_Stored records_
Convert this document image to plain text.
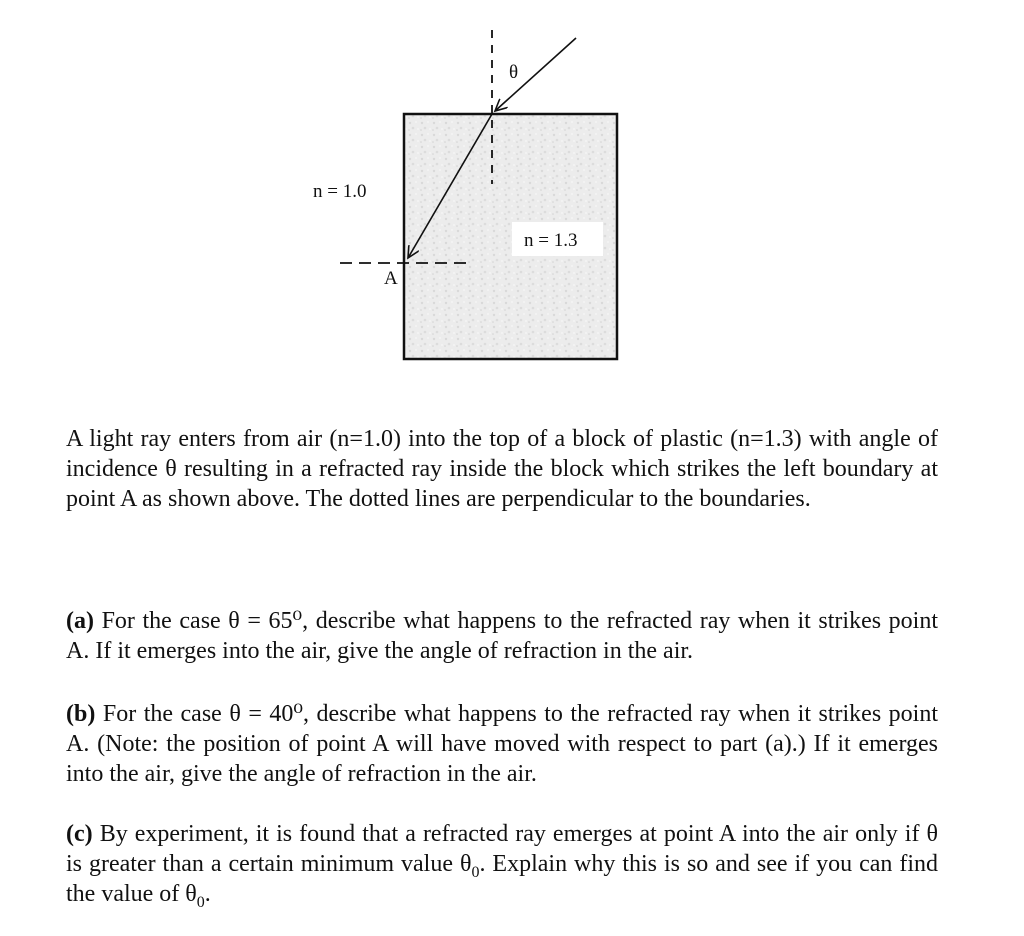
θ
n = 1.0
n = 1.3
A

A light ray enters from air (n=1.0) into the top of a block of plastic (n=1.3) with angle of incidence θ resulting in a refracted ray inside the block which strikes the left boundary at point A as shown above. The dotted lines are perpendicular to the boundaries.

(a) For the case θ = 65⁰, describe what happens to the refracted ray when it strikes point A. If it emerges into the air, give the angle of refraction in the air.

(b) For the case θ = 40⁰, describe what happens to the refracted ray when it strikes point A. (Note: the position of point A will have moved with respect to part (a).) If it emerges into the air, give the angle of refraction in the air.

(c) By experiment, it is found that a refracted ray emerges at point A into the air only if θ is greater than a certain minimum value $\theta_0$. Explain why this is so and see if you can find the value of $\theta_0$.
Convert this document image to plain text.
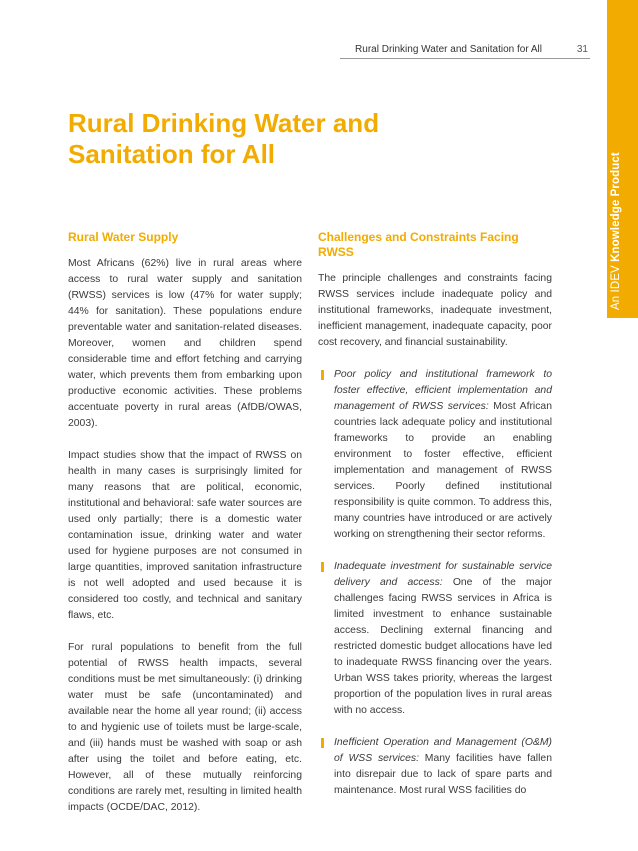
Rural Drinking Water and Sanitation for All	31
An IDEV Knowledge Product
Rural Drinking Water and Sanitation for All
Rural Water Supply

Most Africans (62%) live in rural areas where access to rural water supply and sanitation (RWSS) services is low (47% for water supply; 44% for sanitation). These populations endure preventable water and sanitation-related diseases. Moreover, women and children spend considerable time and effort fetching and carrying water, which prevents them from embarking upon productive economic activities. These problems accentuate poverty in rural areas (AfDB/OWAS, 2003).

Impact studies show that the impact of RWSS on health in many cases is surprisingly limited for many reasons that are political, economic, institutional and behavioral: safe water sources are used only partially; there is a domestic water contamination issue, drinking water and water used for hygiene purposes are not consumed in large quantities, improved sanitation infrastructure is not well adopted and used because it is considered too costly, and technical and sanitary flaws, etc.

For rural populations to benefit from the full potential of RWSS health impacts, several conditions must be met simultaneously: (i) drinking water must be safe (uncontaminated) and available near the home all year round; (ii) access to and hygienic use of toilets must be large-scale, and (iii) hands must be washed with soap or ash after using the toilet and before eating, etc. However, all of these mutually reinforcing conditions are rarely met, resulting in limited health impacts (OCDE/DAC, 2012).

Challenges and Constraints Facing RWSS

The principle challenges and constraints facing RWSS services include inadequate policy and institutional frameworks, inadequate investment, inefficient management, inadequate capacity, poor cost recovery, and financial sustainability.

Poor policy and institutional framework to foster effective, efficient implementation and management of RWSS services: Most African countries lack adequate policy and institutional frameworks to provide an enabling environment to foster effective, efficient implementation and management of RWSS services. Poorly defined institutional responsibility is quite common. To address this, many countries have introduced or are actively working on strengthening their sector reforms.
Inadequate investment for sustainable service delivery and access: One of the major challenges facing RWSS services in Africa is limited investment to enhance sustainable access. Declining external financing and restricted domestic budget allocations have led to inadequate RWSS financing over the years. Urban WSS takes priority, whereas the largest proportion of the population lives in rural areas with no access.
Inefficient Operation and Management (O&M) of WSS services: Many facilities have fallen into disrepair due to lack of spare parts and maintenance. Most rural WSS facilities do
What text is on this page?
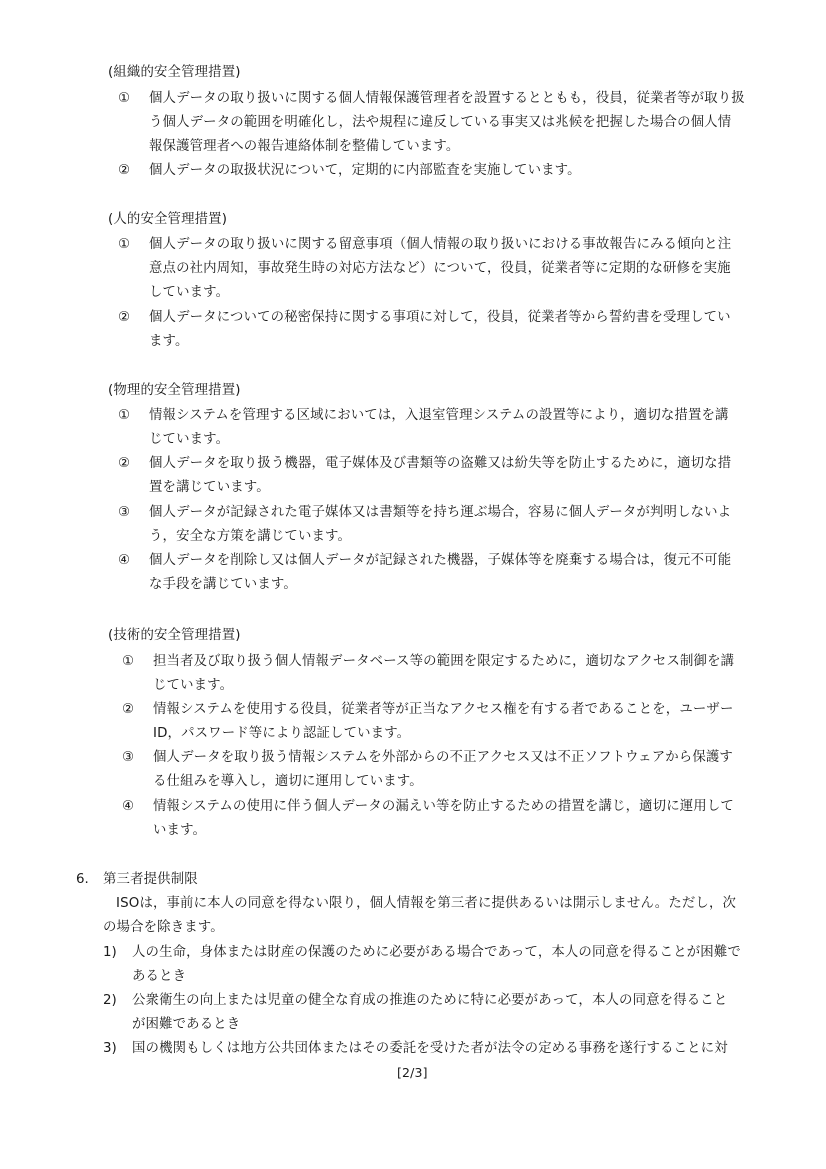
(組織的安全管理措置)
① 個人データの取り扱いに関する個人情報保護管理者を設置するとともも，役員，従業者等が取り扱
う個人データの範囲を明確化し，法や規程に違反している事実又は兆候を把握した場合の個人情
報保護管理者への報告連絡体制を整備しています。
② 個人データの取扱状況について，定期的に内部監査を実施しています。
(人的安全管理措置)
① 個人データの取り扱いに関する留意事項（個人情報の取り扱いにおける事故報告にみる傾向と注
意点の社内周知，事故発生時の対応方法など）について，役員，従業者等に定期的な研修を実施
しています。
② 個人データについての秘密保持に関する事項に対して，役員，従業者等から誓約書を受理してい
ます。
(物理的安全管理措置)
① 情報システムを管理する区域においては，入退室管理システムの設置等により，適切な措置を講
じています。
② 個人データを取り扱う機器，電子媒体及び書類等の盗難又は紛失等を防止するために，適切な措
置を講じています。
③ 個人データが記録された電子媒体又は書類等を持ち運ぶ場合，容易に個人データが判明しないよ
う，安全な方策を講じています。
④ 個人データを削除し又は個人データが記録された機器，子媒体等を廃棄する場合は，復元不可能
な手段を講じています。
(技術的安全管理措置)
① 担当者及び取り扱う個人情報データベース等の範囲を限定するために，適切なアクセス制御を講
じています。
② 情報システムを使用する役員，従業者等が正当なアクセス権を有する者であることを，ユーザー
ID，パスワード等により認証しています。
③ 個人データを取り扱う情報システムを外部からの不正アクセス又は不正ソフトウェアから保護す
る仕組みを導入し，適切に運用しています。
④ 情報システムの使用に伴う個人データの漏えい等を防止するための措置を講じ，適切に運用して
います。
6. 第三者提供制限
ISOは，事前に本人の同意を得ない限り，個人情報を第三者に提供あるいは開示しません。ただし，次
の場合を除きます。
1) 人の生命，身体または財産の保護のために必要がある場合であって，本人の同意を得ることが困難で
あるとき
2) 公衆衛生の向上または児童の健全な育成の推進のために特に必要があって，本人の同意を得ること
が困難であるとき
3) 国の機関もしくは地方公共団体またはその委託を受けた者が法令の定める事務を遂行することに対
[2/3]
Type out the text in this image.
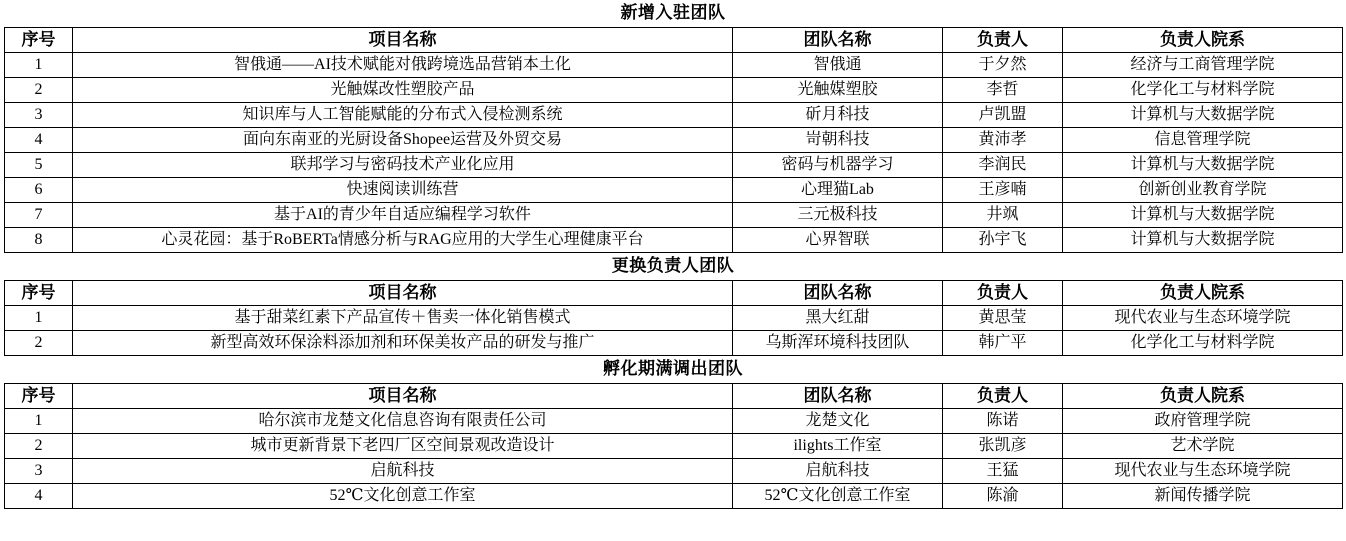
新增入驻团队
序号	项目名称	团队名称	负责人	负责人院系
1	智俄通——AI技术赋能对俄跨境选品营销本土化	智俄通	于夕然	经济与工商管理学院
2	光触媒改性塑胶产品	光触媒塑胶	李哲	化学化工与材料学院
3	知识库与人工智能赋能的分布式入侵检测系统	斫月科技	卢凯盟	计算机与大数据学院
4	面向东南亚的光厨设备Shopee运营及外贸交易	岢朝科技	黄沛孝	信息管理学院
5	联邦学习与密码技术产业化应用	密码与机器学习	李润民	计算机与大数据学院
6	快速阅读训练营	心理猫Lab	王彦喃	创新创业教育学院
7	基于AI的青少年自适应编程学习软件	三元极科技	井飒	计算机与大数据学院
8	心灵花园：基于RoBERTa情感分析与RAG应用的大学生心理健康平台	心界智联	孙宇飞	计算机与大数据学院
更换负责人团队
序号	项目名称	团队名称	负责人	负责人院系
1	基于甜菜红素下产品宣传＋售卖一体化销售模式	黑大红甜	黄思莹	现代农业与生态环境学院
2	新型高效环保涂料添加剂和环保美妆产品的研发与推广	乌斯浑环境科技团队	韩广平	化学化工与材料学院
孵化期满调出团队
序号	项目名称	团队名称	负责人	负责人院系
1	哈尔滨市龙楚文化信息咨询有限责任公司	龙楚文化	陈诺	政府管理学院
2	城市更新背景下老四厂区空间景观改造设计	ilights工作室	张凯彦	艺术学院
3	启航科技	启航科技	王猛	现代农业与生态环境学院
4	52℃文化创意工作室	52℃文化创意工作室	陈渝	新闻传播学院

_What is asked_
Do not include images; quote all of the entries above exactly.

_Solved problem_
Convert this document image to plain text.
θ
n = 1.0
n = 1.3
A

A light ray enters from air (n=1.0) into the top of a block of plastic (n=1.3) with angle of incidence θ resulting in a refracted ray inside the block which strikes the left boundary at point A as shown above. The dotted lines are perpendicular to the boundaries.

(a) For the case θ = 65⁰, describe what happens to the refracted ray when it strikes point A. If it emerges into the air, give the angle of refraction in the air.

(b) For the case θ = 40⁰, describe what happens to the refracted ray when it strikes point A. (Note: the position of point A will have moved with respect to part (a).) If it emerges into the air, give the angle of refraction in the air.

(c) By experiment, it is found that a refracted ray emerges at point A into the air only if θ is greater than a certain minimum value $\theta_0$. Explain why this is so and see if you can find the value of $\theta_0$.
Convert this document image to plain text.
Rural Drinking Water and Sanitation for All	31
An IDEV Knowledge Product
Rural Drinking Water and Sanitation for All
Rural Water Supply

Most Africans (62%) live in rural areas where access to rural water supply and sanitation (RWSS) services is low (47% for water supply; 44% for sanitation). These populations endure preventable water and sanitation-related diseases. Moreover, women and children spend considerable time and effort fetching and carrying water, which prevents them from embarking upon productive economic activities. These problems accentuate poverty in rural areas (AfDB/OWAS, 2003).

Impact studies show that the impact of RWSS on health in many cases is surprisingly limited for many reasons that are political, economic, institutional and behavioral: safe water sources are used only partially; there is a domestic water contamination issue, drinking water and water used for hygiene purposes are not consumed in large quantities, improved sanitation infrastructure is not well adopted and used because it is considered too costly, and technical and sanitary flaws, etc.

For rural populations to benefit from the full potential of RWSS health impacts, several conditions must be met simultaneously: (i) drinking water must be safe (uncontaminated) and available near the home all year round; (ii) access to and hygienic use of toilets must be large-scale, and (iii) hands must be washed with soap or ash after using the toilet and before eating, etc. However, all of these mutually reinforcing conditions are rarely met, resulting in limited health impacts (OCDE/DAC, 2012).

Challenges and Constraints Facing RWSS

The principle challenges and constraints facing RWSS services include inadequate policy and institutional frameworks, inadequate investment, inefficient management, inadequate capacity, poor cost recovery, and financial sustainability.

Poor policy and institutional framework to foster effective, efficient implementation and management of RWSS services: Most African countries lack adequate policy and institutional frameworks to provide an enabling environment to foster effective, efficient implementation and management of RWSS services. Poorly defined institutional responsibility is quite common. To address this, many countries have introduced or are actively working on strengthening their sector reforms.
Inadequate investment for sustainable service delivery and access: One of the major challenges facing RWSS services in Africa is limited investment to enhance sustainable access. Declining external financing and restricted domestic budget allocations have led to inadequate RWSS financing over the years. Urban WSS takes priority, whereas the largest proportion of the population lives in rural areas with no access.
Inefficient Operation and Management (O&M) of WSS services: Many facilities have fallen into disrepair due to lack of spare parts and maintenance. Most rural WSS facilities do
What text is on this page?
(組織的安全管理措置)
① 個人データの取り扱いに関する個人情報保護管理者を設置するとともも，役員，従業者等が取り扱
う個人データの範囲を明確化し，法や規程に違反している事実又は兆候を把握した場合の個人情
報保護管理者への報告連絡体制を整備しています。
② 個人データの取扱状況について，定期的に内部監査を実施しています。
(人的安全管理措置)
① 個人データの取り扱いに関する留意事項（個人情報の取り扱いにおける事故報告にみる傾向と注
意点の社内周知，事故発生時の対応方法など）について，役員，従業者等に定期的な研修を実施
しています。
② 個人データについての秘密保持に関する事項に対して，役員，従業者等から誓約書を受理してい
ます。
(物理的安全管理措置)
① 情報システムを管理する区域においては，入退室管理システムの設置等により，適切な措置を講
じています。
② 個人データを取り扱う機器，電子媒体及び書類等の盗難又は紛失等を防止するために，適切な措
置を講じています。
③ 個人データが記録された電子媒体又は書類等を持ち運ぶ場合，容易に個人データが判明しないよ
う，安全な方策を講じています。
④ 個人データを削除し又は個人データが記録された機器，子媒体等を廃棄する場合は，復元不可能
な手段を講じています。
(技術的安全管理措置)
① 担当者及び取り扱う個人情報データベース等の範囲を限定するために，適切なアクセス制御を講
じています。
② 情報システムを使用する役員，従業者等が正当なアクセス権を有する者であることを，ユーザー
ID，パスワード等により認証しています。
③ 個人データを取り扱う情報システムを外部からの不正アクセス又は不正ソフトウェアから保護す
る仕組みを導入し，適切に運用しています。
④ 情報システムの使用に伴う個人データの漏えい等を防止するための措置を講じ，適切に運用して
います。
6. 第三者提供制限
ISOは，事前に本人の同意を得ない限り，個人情報を第三者に提供あるいは開示しません。ただし，次
の場合を除きます。
1) 人の生命，身体または財産の保護のために必要がある場合であって，本人の同意を得ることが困難で
あるとき
2) 公衆衛生の向上または児童の健全な育成の推進のために特に必要があって，本人の同意を得ること
が困難であるとき
3) 国の機関もしくは地方公共団体またはその委託を受けた者が法令の定める事務を遂行することに対
[2/3]
Type out the text in this image.
新增入驻团队
序号	项目名称	团队名称	负责人	负责人院系
1	智俄通——AI技术赋能对俄跨境选品营销本土化	智俄通	于夕然	经济与工商管理学院
2	光触媒改性塑胶产品	光触媒塑胶	李哲	化学化工与材料学院
3	知识库与人工智能赋能的分布式入侵检测系统	斫月科技	卢凯盟	计算机与大数据学院
4	面向东南亚的光厨设备Shopee运营及外贸交易	岢朝科技	黄沛孝	信息管理学院
5	联邦学习与密码技术产业化应用	密码与机器学习	李润民	计算机与大数据学院
6	快速阅读训练营	心理猫Lab	王彦喃	创新创业教育学院
7	基于AI的青少年自适应编程学习软件	三元极科技	井飒	计算机与大数据学院
8	心灵花园：基于RoBERTa情感分析与RAG应用的大学生心理健康平台	心界智联	孙宇飞	计算机与大数据学院
更换负责人团队
序号	项目名称	团队名称	负责人	负责人院系
1	基于甜菜红素下产品宣传＋售卖一体化销售模式	黑大红甜	黄思莹	现代农业与生态环境学院
2	新型高效环保涂料添加剂和环保美妆产品的研发与推广	乌斯浑环境科技团队	韩广平	化学化工与材料学院
孵化期满调出团队
序号	项目名称	团队名称	负责人	负责人院系
1	哈尔滨市龙楚文化信息咨询有限责任公司	龙楚文化	陈诺	政府管理学院
2	城市更新背景下老四厂区空间景观改造设计	ilights工作室	张凯彦	艺术学院
3	启航科技	启航科技	王猛	现代农业与生态环境学院
4	52℃文化创意工作室	52℃文化创意工作室	陈渝	新闻传播学院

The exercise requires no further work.